▶ WORKING DATA
──────
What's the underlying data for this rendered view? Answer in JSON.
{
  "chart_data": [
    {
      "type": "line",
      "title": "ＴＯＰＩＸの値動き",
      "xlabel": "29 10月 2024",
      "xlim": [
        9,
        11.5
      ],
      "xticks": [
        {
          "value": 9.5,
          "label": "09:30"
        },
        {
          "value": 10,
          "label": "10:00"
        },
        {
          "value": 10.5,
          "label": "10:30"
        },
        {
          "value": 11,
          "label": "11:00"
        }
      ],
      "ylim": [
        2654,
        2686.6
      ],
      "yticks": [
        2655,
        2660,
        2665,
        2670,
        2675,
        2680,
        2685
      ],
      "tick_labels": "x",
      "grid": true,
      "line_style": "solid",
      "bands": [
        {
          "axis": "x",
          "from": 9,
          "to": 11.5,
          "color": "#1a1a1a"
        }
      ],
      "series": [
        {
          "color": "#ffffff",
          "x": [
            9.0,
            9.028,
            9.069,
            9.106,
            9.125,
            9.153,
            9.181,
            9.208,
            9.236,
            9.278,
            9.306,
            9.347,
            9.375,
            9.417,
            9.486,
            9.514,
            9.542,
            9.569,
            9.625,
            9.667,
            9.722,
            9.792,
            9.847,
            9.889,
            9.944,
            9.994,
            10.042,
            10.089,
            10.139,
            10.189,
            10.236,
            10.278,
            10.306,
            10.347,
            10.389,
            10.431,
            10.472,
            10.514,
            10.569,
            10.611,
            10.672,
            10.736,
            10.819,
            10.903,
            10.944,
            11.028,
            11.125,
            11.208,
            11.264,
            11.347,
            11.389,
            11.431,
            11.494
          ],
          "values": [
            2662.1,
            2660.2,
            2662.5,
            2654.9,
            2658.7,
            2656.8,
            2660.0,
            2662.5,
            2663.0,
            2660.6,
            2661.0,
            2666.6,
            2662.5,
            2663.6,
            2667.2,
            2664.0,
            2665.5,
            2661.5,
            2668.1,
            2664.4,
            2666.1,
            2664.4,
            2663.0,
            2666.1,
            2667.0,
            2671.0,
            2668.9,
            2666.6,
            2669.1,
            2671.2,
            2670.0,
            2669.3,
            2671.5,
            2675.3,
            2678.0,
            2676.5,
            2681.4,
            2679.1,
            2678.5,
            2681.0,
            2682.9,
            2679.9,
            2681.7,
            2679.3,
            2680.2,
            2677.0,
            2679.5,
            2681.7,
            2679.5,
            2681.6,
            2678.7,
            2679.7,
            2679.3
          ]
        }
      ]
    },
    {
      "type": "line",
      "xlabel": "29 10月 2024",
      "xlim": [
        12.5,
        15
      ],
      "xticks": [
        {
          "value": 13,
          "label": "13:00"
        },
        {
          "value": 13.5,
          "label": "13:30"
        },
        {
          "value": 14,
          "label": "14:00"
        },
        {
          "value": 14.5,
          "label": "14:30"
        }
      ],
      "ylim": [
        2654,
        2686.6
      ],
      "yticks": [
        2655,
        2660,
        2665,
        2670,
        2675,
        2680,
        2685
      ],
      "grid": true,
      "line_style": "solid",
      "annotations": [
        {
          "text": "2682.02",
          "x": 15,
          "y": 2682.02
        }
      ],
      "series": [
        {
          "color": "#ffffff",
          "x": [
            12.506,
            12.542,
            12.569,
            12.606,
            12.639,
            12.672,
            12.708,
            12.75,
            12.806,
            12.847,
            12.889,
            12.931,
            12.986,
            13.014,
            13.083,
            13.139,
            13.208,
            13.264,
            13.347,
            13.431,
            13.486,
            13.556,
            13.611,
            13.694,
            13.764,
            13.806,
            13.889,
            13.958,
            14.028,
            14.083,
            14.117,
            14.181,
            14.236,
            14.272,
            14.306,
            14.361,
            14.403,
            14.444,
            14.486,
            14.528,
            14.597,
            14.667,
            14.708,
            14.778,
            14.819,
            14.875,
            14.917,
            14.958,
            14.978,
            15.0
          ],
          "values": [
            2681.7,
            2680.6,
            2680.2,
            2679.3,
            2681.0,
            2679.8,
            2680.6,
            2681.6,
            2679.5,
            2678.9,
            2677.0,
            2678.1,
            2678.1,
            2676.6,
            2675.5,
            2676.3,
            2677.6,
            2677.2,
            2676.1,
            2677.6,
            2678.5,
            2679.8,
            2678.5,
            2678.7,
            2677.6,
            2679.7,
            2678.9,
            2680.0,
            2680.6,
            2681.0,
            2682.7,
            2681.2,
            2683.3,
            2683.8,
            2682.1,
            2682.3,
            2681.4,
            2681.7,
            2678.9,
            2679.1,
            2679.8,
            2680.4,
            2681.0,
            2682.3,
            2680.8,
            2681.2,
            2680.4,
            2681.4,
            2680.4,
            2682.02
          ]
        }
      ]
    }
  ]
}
──────
▶ WRITTEN REQUEST
Output the data above exactly, please, line for line.

▶ FULL RESPONSE
What's the underlying data for this rendered view? Answer in JSON.
{
  "chart_data": [
    {
      "type": "line",
      "title": "ＴＯＰＩＸの値動き",
      "xlabel": "29 10月 2024",
      "xlim": [
        9,
        11.5
      ],
      "xticks": [
        {
          "value": 9.5,
          "label": "09:30"
        },
        {
          "value": 10,
          "label": "10:00"
        },
        {
          "value": 10.5,
          "label": "10:30"
        },
        {
          "value": 11,
          "label": "11:00"
        }
      ],
      "ylim": [
        2654,
        2686.6
      ],
      "yticks": [
        2655,
        2660,
        2665,
        2670,
        2675,
        2680,
        2685
      ],
      "tick_labels": "x",
      "grid": true,
      "line_style": "solid",
      "bands": [
        {
          "axis": "x",
          "from": 9,
          "to": 11.5,
          "color": "#1a1a1a"
        }
      ],
      "series": [
        {
          "color": "#ffffff",
          "x": [
            9.0,
            9.028,
            9.069,
            9.106,
            9.125,
            9.153,
            9.181,
            9.208,
            9.236,
            9.278,
            9.306,
            9.347,
            9.375,
            9.417,
            9.486,
            9.514,
            9.542,
            9.569,
            9.625,
            9.667,
            9.722,
            9.792,
            9.847,
            9.889,
            9.944,
            9.994,
            10.042,
            10.089,
            10.139,
            10.189,
            10.236,
            10.278,
            10.306,
            10.347,
            10.389,
            10.431,
            10.472,
            10.514,
            10.569,
            10.611,
            10.672,
            10.736,
            10.819,
            10.903,
            10.944,
            11.028,
            11.125,
            11.208,
            11.264,
            11.347,
            11.389,
            11.431,
            11.494
          ],
          "values": [
            2662.1,
            2660.2,
            2662.5,
            2654.9,
            2658.7,
            2656.8,
            2660.0,
            2662.5,
            2663.0,
            2660.6,
            2661.0,
            2666.6,
            2662.5,
            2663.6,
            2667.2,
            2664.0,
            2665.5,
            2661.5,
            2668.1,
            2664.4,
            2666.1,
            2664.4,
            2663.0,
            2666.1,
            2667.0,
            2671.0,
            2668.9,
            2666.6,
            2669.1,
            2671.2,
            2670.0,
            2669.3,
            2671.5,
            2675.3,
            2678.0,
            2676.5,
            2681.4,
            2679.1,
            2678.5,
            2681.0,
            2682.9,
            2679.9,
            2681.7,
            2679.3,
            2680.2,
            2677.0,
            2679.5,
            2681.7,
            2679.5,
            2681.6,
            2678.7,
            2679.7,
            2679.3
          ]
        }
      ]
    },
    {
      "type": "line",
      "xlabel": "29 10月 2024",
      "xlim": [
        12.5,
        15
      ],
      "xticks": [
        {
          "value": 13,
          "label": "13:00"
        },
        {
          "value": 13.5,
          "label": "13:30"
        },
        {
          "value": 14,
          "label": "14:00"
        },
        {
          "value": 14.5,
          "label": "14:30"
        }
      ],
      "ylim": [
        2654,
        2686.6
      ],
      "yticks": [
        2655,
        2660,
        2665,
        2670,
        2675,
        2680,
        2685
      ],
      "grid": true,
      "line_style": "solid",
      "annotations": [
        {
          "text": "2682.02",
          "x": 15,
          "y": 2682.02
        }
      ],
      "series": [
        {
          "color": "#ffffff",
          "x": [
            12.506,
            12.542,
            12.569,
            12.606,
            12.639,
            12.672,
            12.708,
            12.75,
            12.806,
            12.847,
            12.889,
            12.931,
            12.986,
            13.014,
            13.083,
            13.139,
            13.208,
            13.264,
            13.347,
            13.431,
            13.486,
            13.556,
            13.611,
            13.694,
            13.764,
            13.806,
            13.889,
            13.958,
            14.028,
            14.083,
            14.117,
            14.181,
            14.236,
            14.272,
            14.306,
            14.361,
            14.403,
            14.444,
            14.486,
            14.528,
            14.597,
            14.667,
            14.708,
            14.778,
            14.819,
            14.875,
            14.917,
            14.958,
            14.978,
            15.0
          ],
          "values": [
            2681.7,
            2680.6,
            2680.2,
            2679.3,
            2681.0,
            2679.8,
            2680.6,
            2681.6,
            2679.5,
            2678.9,
            2677.0,
            2678.1,
            2678.1,
            2676.6,
            2675.5,
            2676.3,
            2677.6,
            2677.2,
            2676.1,
            2677.6,
            2678.5,
            2679.8,
            2678.5,
            2678.7,
            2677.6,
            2679.7,
            2678.9,
            2680.0,
            2680.6,
            2681.0,
            2682.7,
            2681.2,
            2683.3,
            2683.8,
            2682.1,
            2682.3,
            2681.4,
            2681.7,
            2678.9,
            2679.1,
            2679.8,
            2680.4,
            2681.0,
            2682.3,
            2680.8,
            2681.2,
            2680.4,
            2681.4,
            2680.4,
            2682.02
          ]
        }
      ]
    }
  ]
}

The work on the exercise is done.